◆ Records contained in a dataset
◆ ◆ ◆ ◆

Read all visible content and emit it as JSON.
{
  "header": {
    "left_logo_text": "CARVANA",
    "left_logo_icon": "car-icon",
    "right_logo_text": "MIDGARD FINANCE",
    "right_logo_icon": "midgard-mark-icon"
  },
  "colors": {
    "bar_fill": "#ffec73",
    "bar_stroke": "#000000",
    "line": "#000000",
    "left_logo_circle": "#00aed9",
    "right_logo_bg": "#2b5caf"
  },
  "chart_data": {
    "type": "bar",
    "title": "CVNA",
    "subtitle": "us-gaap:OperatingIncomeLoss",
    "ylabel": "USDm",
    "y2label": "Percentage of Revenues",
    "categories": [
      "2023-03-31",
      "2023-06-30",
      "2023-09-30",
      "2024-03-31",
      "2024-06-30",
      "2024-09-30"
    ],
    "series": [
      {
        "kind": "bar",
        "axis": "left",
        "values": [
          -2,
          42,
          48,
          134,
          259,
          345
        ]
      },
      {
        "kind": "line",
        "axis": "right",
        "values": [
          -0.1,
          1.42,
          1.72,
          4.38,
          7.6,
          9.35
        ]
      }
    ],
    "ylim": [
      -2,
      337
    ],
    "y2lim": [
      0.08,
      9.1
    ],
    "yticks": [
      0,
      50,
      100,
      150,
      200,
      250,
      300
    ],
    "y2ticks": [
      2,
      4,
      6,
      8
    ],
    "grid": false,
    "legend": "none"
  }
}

◆ ◆ ◆ ◆

◆ Short problem
Print the records above in full, exactly.

◆ Task response
Read all visible content and emit it as JSON.
{
  "header": {
    "left_logo_text": "CARVANA",
    "left_logo_icon": "car-icon",
    "right_logo_text": "MIDGARD FINANCE",
    "right_logo_icon": "midgard-mark-icon"
  },
  "colors": {
    "bar_fill": "#ffec73",
    "bar_stroke": "#000000",
    "line": "#000000",
    "left_logo_circle": "#00aed9",
    "right_logo_bg": "#2b5caf"
  },
  "chart_data": {
    "type": "bar",
    "title": "CVNA",
    "subtitle": "us-gaap:OperatingIncomeLoss",
    "ylabel": "USDm",
    "y2label": "Percentage of Revenues",
    "categories": [
      "2023-03-31",
      "2023-06-30",
      "2023-09-30",
      "2024-03-31",
      "2024-06-30",
      "2024-09-30"
    ],
    "series": [
      {
        "kind": "bar",
        "axis": "left",
        "values": [
          -2,
          42,
          48,
          134,
          259,
          345
        ]
      },
      {
        "kind": "line",
        "axis": "right",
        "values": [
          -0.1,
          1.42,
          1.72,
          4.38,
          7.6,
          9.35
        ]
      }
    ],
    "ylim": [
      -2,
      337
    ],
    "y2lim": [
      0.08,
      9.1
    ],
    "yticks": [
      0,
      50,
      100,
      150,
      200,
      250,
      300
    ],
    "y2ticks": [
      2,
      4,
      6,
      8
    ],
    "grid": false,
    "legend": "none"
  }
}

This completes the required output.